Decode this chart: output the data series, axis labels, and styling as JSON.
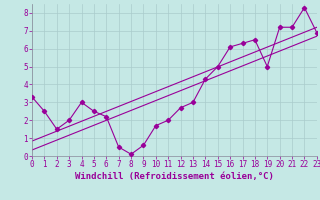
{
  "title": "",
  "xlabel": "Windchill (Refroidissement éolien,°C)",
  "ylabel": "",
  "bg_color": "#c5e8e5",
  "grid_color": "#aacccc",
  "line_color": "#990099",
  "x_data": [
    0,
    1,
    2,
    3,
    4,
    5,
    6,
    7,
    8,
    9,
    10,
    11,
    12,
    13,
    14,
    15,
    16,
    17,
    18,
    19,
    20,
    21,
    22,
    23
  ],
  "y_data": [
    3.3,
    2.5,
    1.5,
    2.0,
    3.0,
    2.5,
    2.2,
    0.5,
    0.1,
    0.6,
    1.7,
    2.0,
    2.7,
    3.0,
    4.3,
    5.0,
    6.1,
    6.3,
    6.5,
    5.0,
    7.2,
    7.2,
    8.3,
    6.9
  ],
  "xlim": [
    0,
    23
  ],
  "ylim": [
    0,
    8.5
  ],
  "xticks": [
    0,
    1,
    2,
    3,
    4,
    5,
    6,
    7,
    8,
    9,
    10,
    11,
    12,
    13,
    14,
    15,
    16,
    17,
    18,
    19,
    20,
    21,
    22,
    23
  ],
  "yticks": [
    0,
    1,
    2,
    3,
    4,
    5,
    6,
    7,
    8
  ],
  "tick_fontsize": 5.5,
  "xlabel_fontsize": 6.5,
  "lw": 0.8,
  "marker_size": 2.2
}
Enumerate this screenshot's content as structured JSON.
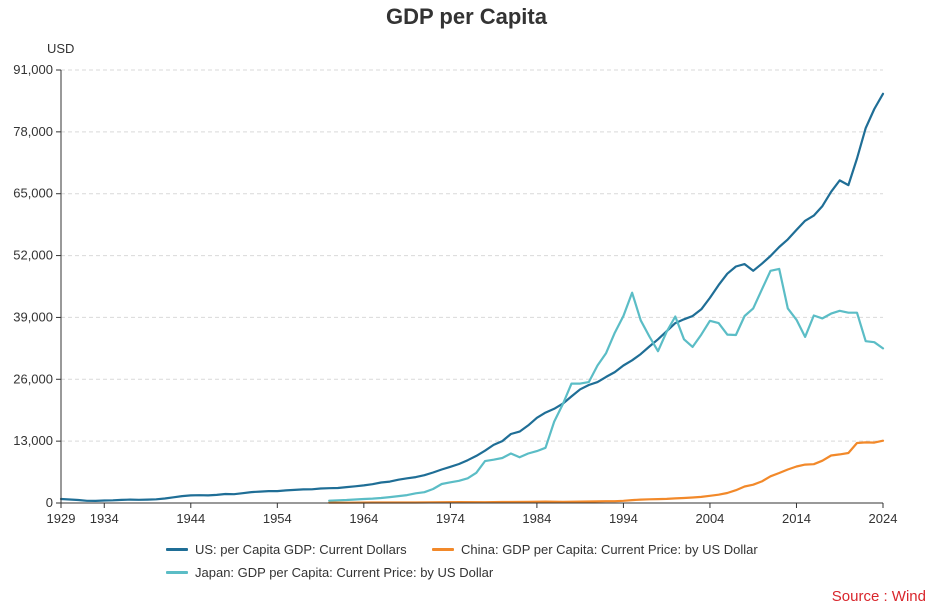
{
  "colors": {
    "us": "#1f6e96",
    "china": "#f2892a",
    "japan": "#5bbdc6",
    "source": "#d9262c",
    "grid": "#d9d9d9",
    "axis": "#333333"
  },
  "chart_data": {
    "type": "line",
    "title": "GDP per Capita",
    "ylabel": "USD",
    "xlabel": "",
    "xlim": [
      1929,
      2024
    ],
    "ylim": [
      0,
      91000
    ],
    "y_ticks": [
      0,
      13000,
      26000,
      39000,
      52000,
      65000,
      78000,
      91000
    ],
    "y_tick_labels": [
      "0",
      "13,000",
      "26,000",
      "39,000",
      "52,000",
      "65,000",
      "78,000",
      "91,000"
    ],
    "x_ticks": [
      1929,
      1934,
      1944,
      1954,
      1964,
      1974,
      1984,
      1994,
      2004,
      2014,
      2024
    ],
    "x_tick_labels": [
      "1929",
      "1934",
      "1944",
      "1954",
      "1964",
      "1974",
      "1984",
      "1994",
      "2004",
      "2014",
      "2024"
    ],
    "grid": true,
    "legend_position": "bottom",
    "series": [
      {
        "name": "US: per Capita GDP: Current Dollars",
        "key": "us",
        "points": [
          [
            1929,
            850
          ],
          [
            1930,
            740
          ],
          [
            1931,
            620
          ],
          [
            1932,
            470
          ],
          [
            1933,
            450
          ],
          [
            1934,
            520
          ],
          [
            1935,
            570
          ],
          [
            1936,
            650
          ],
          [
            1937,
            720
          ],
          [
            1938,
            680
          ],
          [
            1939,
            720
          ],
          [
            1940,
            770
          ],
          [
            1941,
            950
          ],
          [
            1942,
            1200
          ],
          [
            1943,
            1450
          ],
          [
            1944,
            1600
          ],
          [
            1945,
            1630
          ],
          [
            1946,
            1600
          ],
          [
            1947,
            1700
          ],
          [
            1948,
            1900
          ],
          [
            1949,
            1850
          ],
          [
            1950,
            2050
          ],
          [
            1951,
            2300
          ],
          [
            1952,
            2400
          ],
          [
            1953,
            2500
          ],
          [
            1954,
            2500
          ],
          [
            1955,
            2650
          ],
          [
            1956,
            2750
          ],
          [
            1957,
            2850
          ],
          [
            1958,
            2870
          ],
          [
            1959,
            3050
          ],
          [
            1960,
            3100
          ],
          [
            1961,
            3150
          ],
          [
            1962,
            3350
          ],
          [
            1963,
            3500
          ],
          [
            1964,
            3700
          ],
          [
            1965,
            3950
          ],
          [
            1966,
            4300
          ],
          [
            1967,
            4500
          ],
          [
            1968,
            4900
          ],
          [
            1969,
            5200
          ],
          [
            1970,
            5450
          ],
          [
            1971,
            5850
          ],
          [
            1972,
            6400
          ],
          [
            1973,
            7050
          ],
          [
            1974,
            7600
          ],
          [
            1975,
            8200
          ],
          [
            1976,
            9000
          ],
          [
            1977,
            9900
          ],
          [
            1978,
            11000
          ],
          [
            1979,
            12200
          ],
          [
            1980,
            13000
          ],
          [
            1981,
            14500
          ],
          [
            1982,
            15000
          ],
          [
            1983,
            16300
          ],
          [
            1984,
            17900
          ],
          [
            1985,
            19000
          ],
          [
            1986,
            19800
          ],
          [
            1987,
            20900
          ],
          [
            1988,
            22400
          ],
          [
            1989,
            23900
          ],
          [
            1990,
            24800
          ],
          [
            1991,
            25400
          ],
          [
            1992,
            26500
          ],
          [
            1993,
            27500
          ],
          [
            1994,
            28900
          ],
          [
            1995,
            30000
          ],
          [
            1996,
            31300
          ],
          [
            1997,
            32900
          ],
          [
            1998,
            34400
          ],
          [
            1999,
            36100
          ],
          [
            2000,
            37800
          ],
          [
            2001,
            38600
          ],
          [
            2002,
            39300
          ],
          [
            2003,
            40700
          ],
          [
            2004,
            43100
          ],
          [
            2005,
            45800
          ],
          [
            2006,
            48200
          ],
          [
            2007,
            49700
          ],
          [
            2008,
            50200
          ],
          [
            2009,
            48800
          ],
          [
            2010,
            50300
          ],
          [
            2011,
            51900
          ],
          [
            2012,
            53800
          ],
          [
            2013,
            55400
          ],
          [
            2014,
            57400
          ],
          [
            2015,
            59300
          ],
          [
            2016,
            60400
          ],
          [
            2017,
            62400
          ],
          [
            2018,
            65400
          ],
          [
            2019,
            67800
          ],
          [
            2020,
            66800
          ],
          [
            2021,
            72400
          ],
          [
            2022,
            78800
          ],
          [
            2023,
            82800
          ],
          [
            2024,
            86000
          ]
        ]
      },
      {
        "name": "China: GDP per Capita: Current Price: by US Dollar",
        "key": "china",
        "points": [
          [
            1960,
            90
          ],
          [
            1962,
            70
          ],
          [
            1965,
            100
          ],
          [
            1970,
            110
          ],
          [
            1975,
            180
          ],
          [
            1978,
            160
          ],
          [
            1980,
            200
          ],
          [
            1983,
            250
          ],
          [
            1985,
            300
          ],
          [
            1987,
            260
          ],
          [
            1990,
            320
          ],
          [
            1992,
            370
          ],
          [
            1993,
            380
          ],
          [
            1994,
            470
          ],
          [
            1995,
            610
          ],
          [
            1996,
            710
          ],
          [
            1997,
            780
          ],
          [
            1998,
            830
          ],
          [
            1999,
            870
          ],
          [
            2000,
            960
          ],
          [
            2001,
            1050
          ],
          [
            2002,
            1150
          ],
          [
            2003,
            1290
          ],
          [
            2004,
            1510
          ],
          [
            2005,
            1750
          ],
          [
            2006,
            2100
          ],
          [
            2007,
            2700
          ],
          [
            2008,
            3470
          ],
          [
            2009,
            3840
          ],
          [
            2010,
            4550
          ],
          [
            2011,
            5610
          ],
          [
            2012,
            6300
          ],
          [
            2013,
            7050
          ],
          [
            2014,
            7680
          ],
          [
            2015,
            8070
          ],
          [
            2016,
            8150
          ],
          [
            2017,
            8880
          ],
          [
            2018,
            9980
          ],
          [
            2019,
            10220
          ],
          [
            2020,
            10500
          ],
          [
            2021,
            12620
          ],
          [
            2022,
            12730
          ],
          [
            2023,
            12700
          ],
          [
            2024,
            13100
          ]
        ]
      },
      {
        "name": "Japan: GDP per Capita: Current Price: by US Dollar",
        "key": "japan",
        "points": [
          [
            1960,
            480
          ],
          [
            1961,
            560
          ],
          [
            1962,
            630
          ],
          [
            1963,
            730
          ],
          [
            1964,
            840
          ],
          [
            1965,
            920
          ],
          [
            1966,
            1060
          ],
          [
            1967,
            1230
          ],
          [
            1968,
            1450
          ],
          [
            1969,
            1670
          ],
          [
            1970,
            2040
          ],
          [
            1971,
            2270
          ],
          [
            1972,
            2950
          ],
          [
            1973,
            3990
          ],
          [
            1974,
            4350
          ],
          [
            1975,
            4660
          ],
          [
            1976,
            5200
          ],
          [
            1977,
            6340
          ],
          [
            1978,
            8800
          ],
          [
            1979,
            9100
          ],
          [
            1980,
            9460
          ],
          [
            1981,
            10400
          ],
          [
            1982,
            9600
          ],
          [
            1983,
            10400
          ],
          [
            1984,
            10900
          ],
          [
            1985,
            11600
          ],
          [
            1986,
            17100
          ],
          [
            1987,
            20800
          ],
          [
            1988,
            25100
          ],
          [
            1989,
            25100
          ],
          [
            1990,
            25400
          ],
          [
            1991,
            28900
          ],
          [
            1992,
            31500
          ],
          [
            1993,
            35800
          ],
          [
            1994,
            39300
          ],
          [
            1995,
            44200
          ],
          [
            1996,
            38400
          ],
          [
            1997,
            35000
          ],
          [
            1998,
            31900
          ],
          [
            1999,
            36000
          ],
          [
            2000,
            39200
          ],
          [
            2001,
            34400
          ],
          [
            2002,
            32800
          ],
          [
            2003,
            35400
          ],
          [
            2004,
            38300
          ],
          [
            2005,
            37800
          ],
          [
            2006,
            35400
          ],
          [
            2007,
            35300
          ],
          [
            2008,
            39300
          ],
          [
            2009,
            40900
          ],
          [
            2010,
            44900
          ],
          [
            2011,
            48800
          ],
          [
            2012,
            49200
          ],
          [
            2013,
            40900
          ],
          [
            2014,
            38500
          ],
          [
            2015,
            34900
          ],
          [
            2016,
            39400
          ],
          [
            2017,
            38800
          ],
          [
            2018,
            39800
          ],
          [
            2019,
            40400
          ],
          [
            2020,
            40000
          ],
          [
            2021,
            40000
          ],
          [
            2022,
            34000
          ],
          [
            2023,
            33800
          ],
          [
            2024,
            32500
          ]
        ]
      }
    ]
  },
  "source": "Source : Wind"
}
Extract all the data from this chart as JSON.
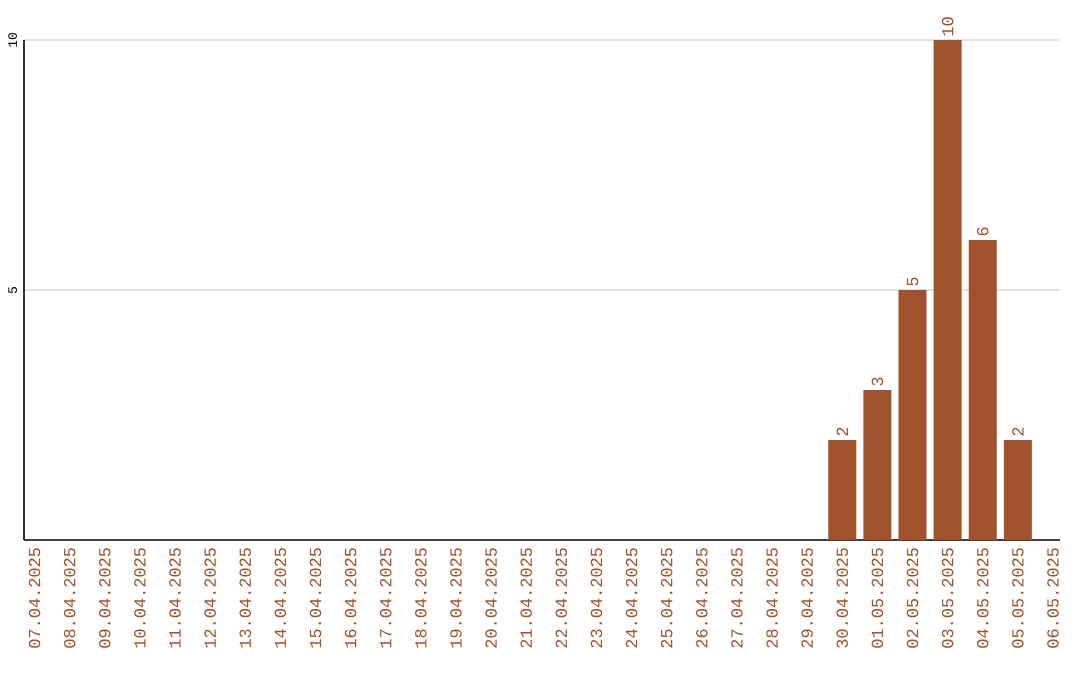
= = = = =
STATED PROBLEM:
Search the entries for the string "Price" and collect each line that has it.

ANSWER TO THIS PROBLEM:
        "name": "China: GDP per Capita: Current Price: by US Dollar",
        "name": "Japan: GDP per Capita: Current Price: by US Dollar",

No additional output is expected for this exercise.